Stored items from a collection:
+++

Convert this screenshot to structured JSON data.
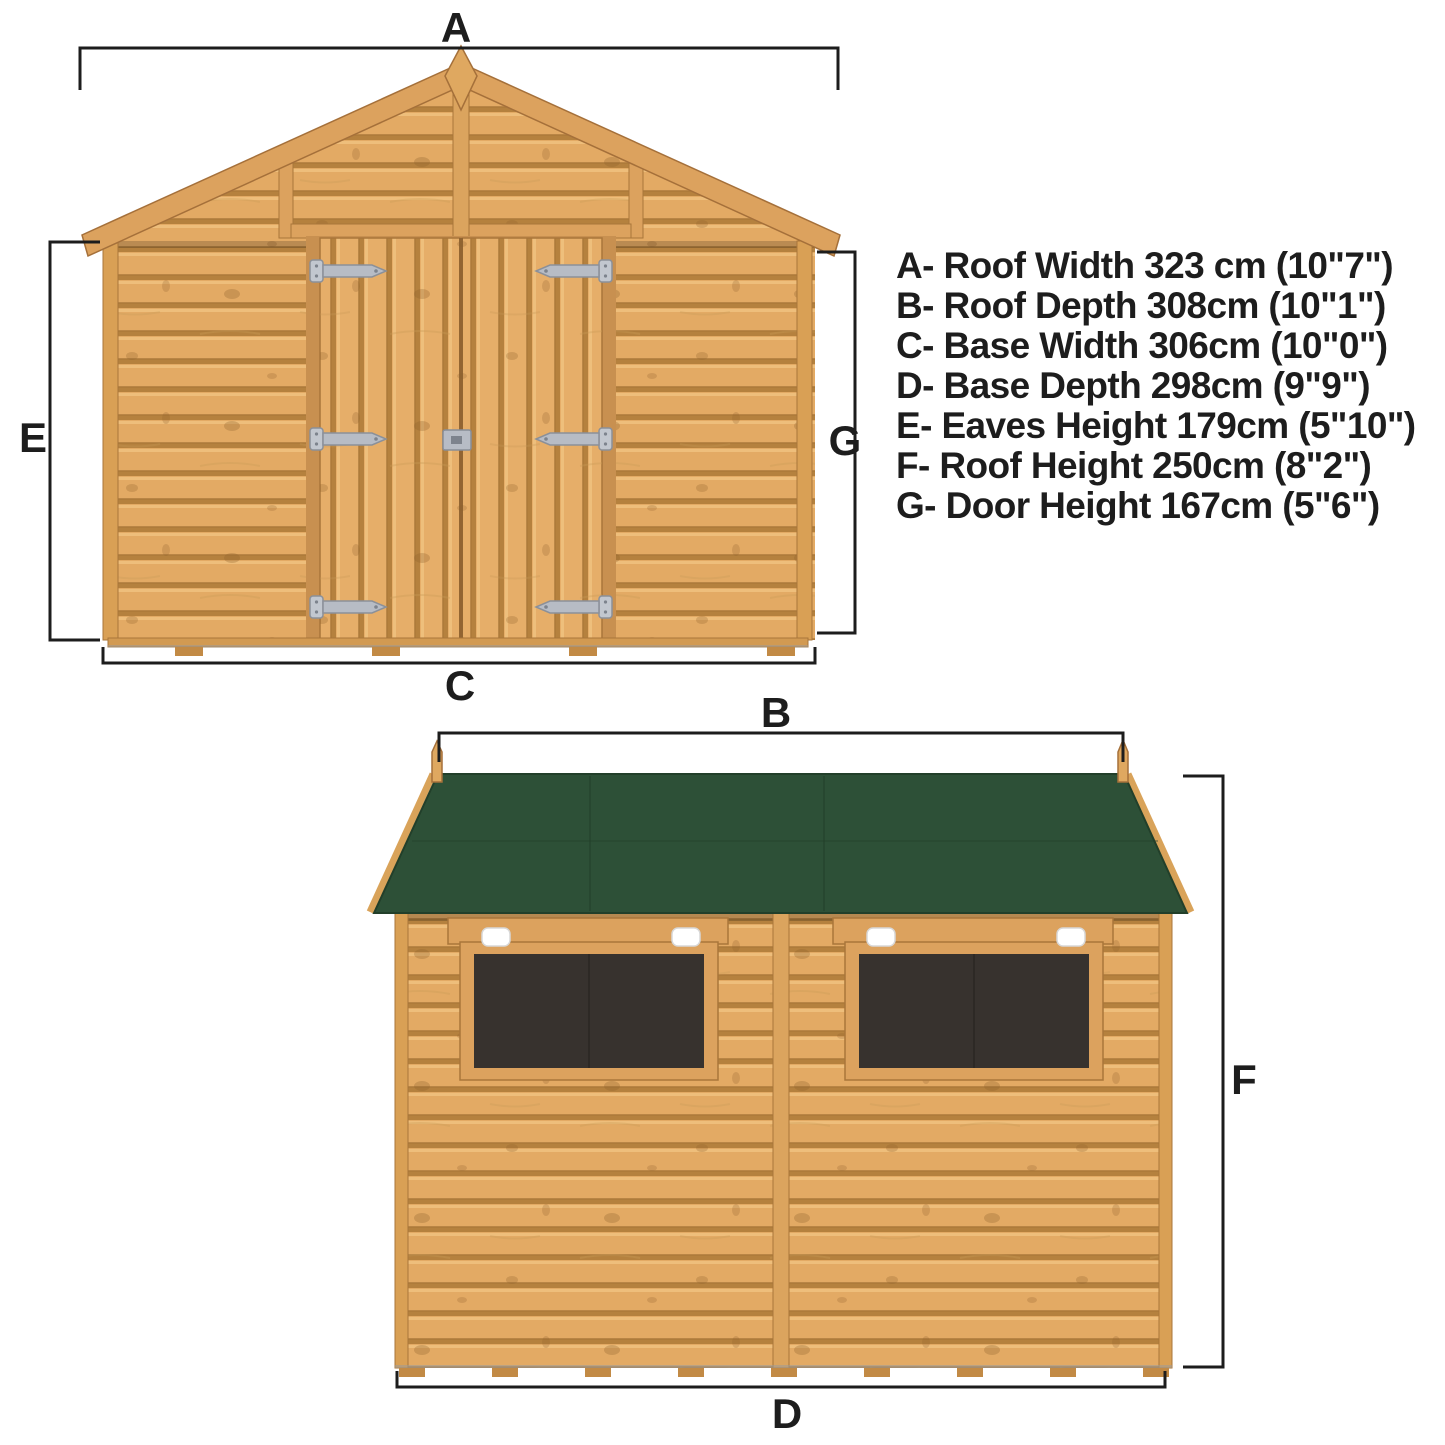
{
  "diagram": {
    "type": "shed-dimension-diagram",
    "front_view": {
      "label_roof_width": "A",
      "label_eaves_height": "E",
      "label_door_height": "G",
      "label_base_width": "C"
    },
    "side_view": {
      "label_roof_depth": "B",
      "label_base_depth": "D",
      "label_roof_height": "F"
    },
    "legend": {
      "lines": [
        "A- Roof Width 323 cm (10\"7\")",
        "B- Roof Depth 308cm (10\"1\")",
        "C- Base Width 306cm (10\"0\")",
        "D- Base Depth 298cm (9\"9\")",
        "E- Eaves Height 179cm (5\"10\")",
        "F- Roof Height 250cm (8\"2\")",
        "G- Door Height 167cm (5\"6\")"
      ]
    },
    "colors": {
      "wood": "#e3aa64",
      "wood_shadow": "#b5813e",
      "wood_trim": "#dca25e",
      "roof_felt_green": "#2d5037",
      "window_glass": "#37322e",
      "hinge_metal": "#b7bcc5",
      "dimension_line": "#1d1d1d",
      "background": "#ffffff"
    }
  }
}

+++

• Your task
Copy all the entries word for word. Omit any pictures.

• Written response
Convert this screenshot to structured JSON data.
{
  "diagram": {
    "type": "shed-dimension-diagram",
    "front_view": {
      "label_roof_width": "A",
      "label_eaves_height": "E",
      "label_door_height": "G",
      "label_base_width": "C"
    },
    "side_view": {
      "label_roof_depth": "B",
      "label_base_depth": "D",
      "label_roof_height": "F"
    },
    "legend": {
      "lines": [
        "A- Roof Width 323 cm (10\"7\")",
        "B- Roof Depth 308cm (10\"1\")",
        "C- Base Width 306cm (10\"0\")",
        "D- Base Depth 298cm (9\"9\")",
        "E- Eaves Height 179cm (5\"10\")",
        "F- Roof Height 250cm (8\"2\")",
        "G- Door Height 167cm (5\"6\")"
      ]
    },
    "colors": {
      "wood": "#e3aa64",
      "wood_shadow": "#b5813e",
      "wood_trim": "#dca25e",
      "roof_felt_green": "#2d5037",
      "window_glass": "#37322e",
      "hinge_metal": "#b7bcc5",
      "dimension_line": "#1d1d1d",
      "background": "#ffffff"
    }
  }
}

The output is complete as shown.